### [Exercise description]
Repeat the material below exactly, with no pictures.

--- begin Record extracts ---

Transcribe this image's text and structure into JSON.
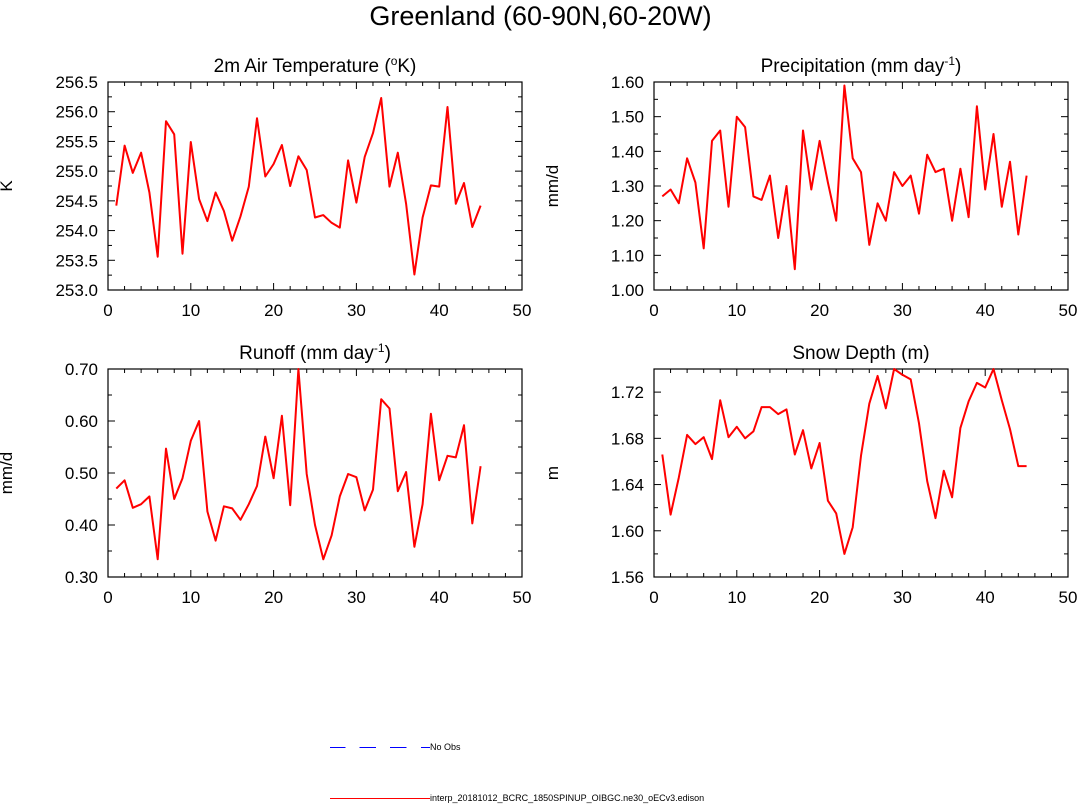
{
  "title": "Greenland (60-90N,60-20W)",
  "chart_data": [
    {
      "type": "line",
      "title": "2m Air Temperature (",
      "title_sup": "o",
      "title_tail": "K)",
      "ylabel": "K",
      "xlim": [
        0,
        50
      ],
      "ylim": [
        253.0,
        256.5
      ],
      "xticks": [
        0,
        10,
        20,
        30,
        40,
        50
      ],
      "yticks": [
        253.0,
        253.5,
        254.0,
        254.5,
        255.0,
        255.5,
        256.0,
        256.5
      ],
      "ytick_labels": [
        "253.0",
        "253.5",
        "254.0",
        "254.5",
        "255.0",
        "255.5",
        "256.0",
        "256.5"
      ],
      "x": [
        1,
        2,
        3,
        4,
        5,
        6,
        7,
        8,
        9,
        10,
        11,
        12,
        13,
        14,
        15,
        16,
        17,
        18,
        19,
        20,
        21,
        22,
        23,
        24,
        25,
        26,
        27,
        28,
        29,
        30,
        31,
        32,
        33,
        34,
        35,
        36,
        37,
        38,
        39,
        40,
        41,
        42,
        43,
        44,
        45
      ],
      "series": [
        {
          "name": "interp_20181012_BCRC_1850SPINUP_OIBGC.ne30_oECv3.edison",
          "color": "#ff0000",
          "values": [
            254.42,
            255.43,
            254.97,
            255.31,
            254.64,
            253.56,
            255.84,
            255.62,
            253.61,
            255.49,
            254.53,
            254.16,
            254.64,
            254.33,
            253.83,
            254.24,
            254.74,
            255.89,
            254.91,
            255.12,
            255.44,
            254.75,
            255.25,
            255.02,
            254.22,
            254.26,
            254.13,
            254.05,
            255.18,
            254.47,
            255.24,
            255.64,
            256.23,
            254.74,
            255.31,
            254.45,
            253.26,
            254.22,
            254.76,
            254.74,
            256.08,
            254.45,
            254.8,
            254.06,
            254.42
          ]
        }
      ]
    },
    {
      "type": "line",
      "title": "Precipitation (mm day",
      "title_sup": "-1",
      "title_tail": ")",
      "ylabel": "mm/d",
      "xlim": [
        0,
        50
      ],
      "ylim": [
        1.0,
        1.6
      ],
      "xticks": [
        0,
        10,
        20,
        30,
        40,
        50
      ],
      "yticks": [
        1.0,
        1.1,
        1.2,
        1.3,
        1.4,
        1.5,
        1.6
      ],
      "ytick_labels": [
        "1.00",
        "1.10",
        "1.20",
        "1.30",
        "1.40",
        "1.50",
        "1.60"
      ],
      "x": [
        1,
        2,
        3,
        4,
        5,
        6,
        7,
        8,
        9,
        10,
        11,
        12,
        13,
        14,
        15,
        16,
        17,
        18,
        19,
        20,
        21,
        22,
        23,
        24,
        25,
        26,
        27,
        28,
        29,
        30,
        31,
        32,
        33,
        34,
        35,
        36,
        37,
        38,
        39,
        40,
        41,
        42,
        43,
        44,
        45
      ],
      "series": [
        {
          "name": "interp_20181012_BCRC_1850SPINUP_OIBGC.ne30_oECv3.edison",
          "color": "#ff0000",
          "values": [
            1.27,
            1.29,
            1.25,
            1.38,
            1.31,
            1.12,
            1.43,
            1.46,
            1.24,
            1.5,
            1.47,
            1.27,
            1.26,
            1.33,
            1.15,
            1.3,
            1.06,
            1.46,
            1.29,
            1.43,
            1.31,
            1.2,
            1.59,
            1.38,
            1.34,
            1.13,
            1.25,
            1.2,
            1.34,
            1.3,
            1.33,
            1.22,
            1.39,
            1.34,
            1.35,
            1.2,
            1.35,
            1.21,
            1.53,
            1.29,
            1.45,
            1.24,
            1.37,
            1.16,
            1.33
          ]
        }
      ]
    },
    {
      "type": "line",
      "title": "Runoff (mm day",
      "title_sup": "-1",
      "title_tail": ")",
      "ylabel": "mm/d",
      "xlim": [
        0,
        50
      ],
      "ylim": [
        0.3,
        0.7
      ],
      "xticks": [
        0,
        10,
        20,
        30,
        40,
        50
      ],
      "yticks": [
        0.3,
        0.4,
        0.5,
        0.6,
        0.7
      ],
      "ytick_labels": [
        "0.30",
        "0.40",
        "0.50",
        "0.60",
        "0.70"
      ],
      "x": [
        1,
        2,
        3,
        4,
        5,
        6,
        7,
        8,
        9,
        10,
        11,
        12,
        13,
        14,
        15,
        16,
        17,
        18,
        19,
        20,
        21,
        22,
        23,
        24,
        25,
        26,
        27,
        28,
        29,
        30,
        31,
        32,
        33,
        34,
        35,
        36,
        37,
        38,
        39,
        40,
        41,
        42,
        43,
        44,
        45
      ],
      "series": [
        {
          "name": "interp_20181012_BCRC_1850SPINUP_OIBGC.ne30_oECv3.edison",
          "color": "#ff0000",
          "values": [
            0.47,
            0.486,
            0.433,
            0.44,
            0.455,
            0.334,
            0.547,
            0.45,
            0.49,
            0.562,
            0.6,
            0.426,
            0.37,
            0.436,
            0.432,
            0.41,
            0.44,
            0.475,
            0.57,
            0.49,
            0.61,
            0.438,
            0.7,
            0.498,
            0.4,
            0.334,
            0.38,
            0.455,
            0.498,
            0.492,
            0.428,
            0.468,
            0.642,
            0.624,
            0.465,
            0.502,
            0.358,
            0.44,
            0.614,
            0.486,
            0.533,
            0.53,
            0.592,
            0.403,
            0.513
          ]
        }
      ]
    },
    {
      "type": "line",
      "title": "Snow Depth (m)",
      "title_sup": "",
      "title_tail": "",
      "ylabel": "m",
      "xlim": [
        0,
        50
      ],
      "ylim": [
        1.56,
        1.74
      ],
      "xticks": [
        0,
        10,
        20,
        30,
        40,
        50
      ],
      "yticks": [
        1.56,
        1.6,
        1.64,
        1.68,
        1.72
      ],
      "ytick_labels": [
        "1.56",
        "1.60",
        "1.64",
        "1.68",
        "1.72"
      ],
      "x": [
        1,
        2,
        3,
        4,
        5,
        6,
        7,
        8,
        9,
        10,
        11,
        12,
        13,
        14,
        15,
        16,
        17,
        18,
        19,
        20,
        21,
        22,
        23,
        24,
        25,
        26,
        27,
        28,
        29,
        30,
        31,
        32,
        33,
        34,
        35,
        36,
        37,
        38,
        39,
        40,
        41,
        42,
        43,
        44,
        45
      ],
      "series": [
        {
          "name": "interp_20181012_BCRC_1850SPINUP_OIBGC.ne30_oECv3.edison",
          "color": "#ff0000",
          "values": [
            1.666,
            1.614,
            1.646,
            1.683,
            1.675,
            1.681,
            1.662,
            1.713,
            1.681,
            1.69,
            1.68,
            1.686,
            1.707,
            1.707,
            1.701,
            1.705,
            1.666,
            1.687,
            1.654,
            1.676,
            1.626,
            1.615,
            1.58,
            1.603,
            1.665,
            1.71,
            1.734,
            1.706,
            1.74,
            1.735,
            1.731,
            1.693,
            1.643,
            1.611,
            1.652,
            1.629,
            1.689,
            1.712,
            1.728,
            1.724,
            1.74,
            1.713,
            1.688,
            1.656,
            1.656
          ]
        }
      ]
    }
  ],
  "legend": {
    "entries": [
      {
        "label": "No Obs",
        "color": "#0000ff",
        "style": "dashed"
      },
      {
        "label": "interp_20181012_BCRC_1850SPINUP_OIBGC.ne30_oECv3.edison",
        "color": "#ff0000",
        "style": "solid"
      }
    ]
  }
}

--- end Record extracts ---

### [Solution]
Transcribe this image's text and structure into JSON.
{
  "title": "Greenland (60-90N,60-20W)",
  "chart_data": [
    {
      "type": "line",
      "title": "2m Air Temperature (",
      "title_sup": "o",
      "title_tail": "K)",
      "ylabel": "K",
      "xlim": [
        0,
        50
      ],
      "ylim": [
        253.0,
        256.5
      ],
      "xticks": [
        0,
        10,
        20,
        30,
        40,
        50
      ],
      "yticks": [
        253.0,
        253.5,
        254.0,
        254.5,
        255.0,
        255.5,
        256.0,
        256.5
      ],
      "ytick_labels": [
        "253.0",
        "253.5",
        "254.0",
        "254.5",
        "255.0",
        "255.5",
        "256.0",
        "256.5"
      ],
      "x": [
        1,
        2,
        3,
        4,
        5,
        6,
        7,
        8,
        9,
        10,
        11,
        12,
        13,
        14,
        15,
        16,
        17,
        18,
        19,
        20,
        21,
        22,
        23,
        24,
        25,
        26,
        27,
        28,
        29,
        30,
        31,
        32,
        33,
        34,
        35,
        36,
        37,
        38,
        39,
        40,
        41,
        42,
        43,
        44,
        45
      ],
      "series": [
        {
          "name": "interp_20181012_BCRC_1850SPINUP_OIBGC.ne30_oECv3.edison",
          "color": "#ff0000",
          "values": [
            254.42,
            255.43,
            254.97,
            255.31,
            254.64,
            253.56,
            255.84,
            255.62,
            253.61,
            255.49,
            254.53,
            254.16,
            254.64,
            254.33,
            253.83,
            254.24,
            254.74,
            255.89,
            254.91,
            255.12,
            255.44,
            254.75,
            255.25,
            255.02,
            254.22,
            254.26,
            254.13,
            254.05,
            255.18,
            254.47,
            255.24,
            255.64,
            256.23,
            254.74,
            255.31,
            254.45,
            253.26,
            254.22,
            254.76,
            254.74,
            256.08,
            254.45,
            254.8,
            254.06,
            254.42
          ]
        }
      ]
    },
    {
      "type": "line",
      "title": "Precipitation (mm day",
      "title_sup": "-1",
      "title_tail": ")",
      "ylabel": "mm/d",
      "xlim": [
        0,
        50
      ],
      "ylim": [
        1.0,
        1.6
      ],
      "xticks": [
        0,
        10,
        20,
        30,
        40,
        50
      ],
      "yticks": [
        1.0,
        1.1,
        1.2,
        1.3,
        1.4,
        1.5,
        1.6
      ],
      "ytick_labels": [
        "1.00",
        "1.10",
        "1.20",
        "1.30",
        "1.40",
        "1.50",
        "1.60"
      ],
      "x": [
        1,
        2,
        3,
        4,
        5,
        6,
        7,
        8,
        9,
        10,
        11,
        12,
        13,
        14,
        15,
        16,
        17,
        18,
        19,
        20,
        21,
        22,
        23,
        24,
        25,
        26,
        27,
        28,
        29,
        30,
        31,
        32,
        33,
        34,
        35,
        36,
        37,
        38,
        39,
        40,
        41,
        42,
        43,
        44,
        45
      ],
      "series": [
        {
          "name": "interp_20181012_BCRC_1850SPINUP_OIBGC.ne30_oECv3.edison",
          "color": "#ff0000",
          "values": [
            1.27,
            1.29,
            1.25,
            1.38,
            1.31,
            1.12,
            1.43,
            1.46,
            1.24,
            1.5,
            1.47,
            1.27,
            1.26,
            1.33,
            1.15,
            1.3,
            1.06,
            1.46,
            1.29,
            1.43,
            1.31,
            1.2,
            1.59,
            1.38,
            1.34,
            1.13,
            1.25,
            1.2,
            1.34,
            1.3,
            1.33,
            1.22,
            1.39,
            1.34,
            1.35,
            1.2,
            1.35,
            1.21,
            1.53,
            1.29,
            1.45,
            1.24,
            1.37,
            1.16,
            1.33
          ]
        }
      ]
    },
    {
      "type": "line",
      "title": "Runoff (mm day",
      "title_sup": "-1",
      "title_tail": ")",
      "ylabel": "mm/d",
      "xlim": [
        0,
        50
      ],
      "ylim": [
        0.3,
        0.7
      ],
      "xticks": [
        0,
        10,
        20,
        30,
        40,
        50
      ],
      "yticks": [
        0.3,
        0.4,
        0.5,
        0.6,
        0.7
      ],
      "ytick_labels": [
        "0.30",
        "0.40",
        "0.50",
        "0.60",
        "0.70"
      ],
      "x": [
        1,
        2,
        3,
        4,
        5,
        6,
        7,
        8,
        9,
        10,
        11,
        12,
        13,
        14,
        15,
        16,
        17,
        18,
        19,
        20,
        21,
        22,
        23,
        24,
        25,
        26,
        27,
        28,
        29,
        30,
        31,
        32,
        33,
        34,
        35,
        36,
        37,
        38,
        39,
        40,
        41,
        42,
        43,
        44,
        45
      ],
      "series": [
        {
          "name": "interp_20181012_BCRC_1850SPINUP_OIBGC.ne30_oECv3.edison",
          "color": "#ff0000",
          "values": [
            0.47,
            0.486,
            0.433,
            0.44,
            0.455,
            0.334,
            0.547,
            0.45,
            0.49,
            0.562,
            0.6,
            0.426,
            0.37,
            0.436,
            0.432,
            0.41,
            0.44,
            0.475,
            0.57,
            0.49,
            0.61,
            0.438,
            0.7,
            0.498,
            0.4,
            0.334,
            0.38,
            0.455,
            0.498,
            0.492,
            0.428,
            0.468,
            0.642,
            0.624,
            0.465,
            0.502,
            0.358,
            0.44,
            0.614,
            0.486,
            0.533,
            0.53,
            0.592,
            0.403,
            0.513
          ]
        }
      ]
    },
    {
      "type": "line",
      "title": "Snow Depth (m)",
      "title_sup": "",
      "title_tail": "",
      "ylabel": "m",
      "xlim": [
        0,
        50
      ],
      "ylim": [
        1.56,
        1.74
      ],
      "xticks": [
        0,
        10,
        20,
        30,
        40,
        50
      ],
      "yticks": [
        1.56,
        1.6,
        1.64,
        1.68,
        1.72
      ],
      "ytick_labels": [
        "1.56",
        "1.60",
        "1.64",
        "1.68",
        "1.72"
      ],
      "x": [
        1,
        2,
        3,
        4,
        5,
        6,
        7,
        8,
        9,
        10,
        11,
        12,
        13,
        14,
        15,
        16,
        17,
        18,
        19,
        20,
        21,
        22,
        23,
        24,
        25,
        26,
        27,
        28,
        29,
        30,
        31,
        32,
        33,
        34,
        35,
        36,
        37,
        38,
        39,
        40,
        41,
        42,
        43,
        44,
        45
      ],
      "series": [
        {
          "name": "interp_20181012_BCRC_1850SPINUP_OIBGC.ne30_oECv3.edison",
          "color": "#ff0000",
          "values": [
            1.666,
            1.614,
            1.646,
            1.683,
            1.675,
            1.681,
            1.662,
            1.713,
            1.681,
            1.69,
            1.68,
            1.686,
            1.707,
            1.707,
            1.701,
            1.705,
            1.666,
            1.687,
            1.654,
            1.676,
            1.626,
            1.615,
            1.58,
            1.603,
            1.665,
            1.71,
            1.734,
            1.706,
            1.74,
            1.735,
            1.731,
            1.693,
            1.643,
            1.611,
            1.652,
            1.629,
            1.689,
            1.712,
            1.728,
            1.724,
            1.74,
            1.713,
            1.688,
            1.656,
            1.656
          ]
        }
      ]
    }
  ],
  "legend": {
    "entries": [
      {
        "label": "No Obs",
        "color": "#0000ff",
        "style": "dashed"
      },
      {
        "label": "interp_20181012_BCRC_1850SPINUP_OIBGC.ne30_oECv3.edison",
        "color": "#ff0000",
        "style": "solid"
      }
    ]
  }
}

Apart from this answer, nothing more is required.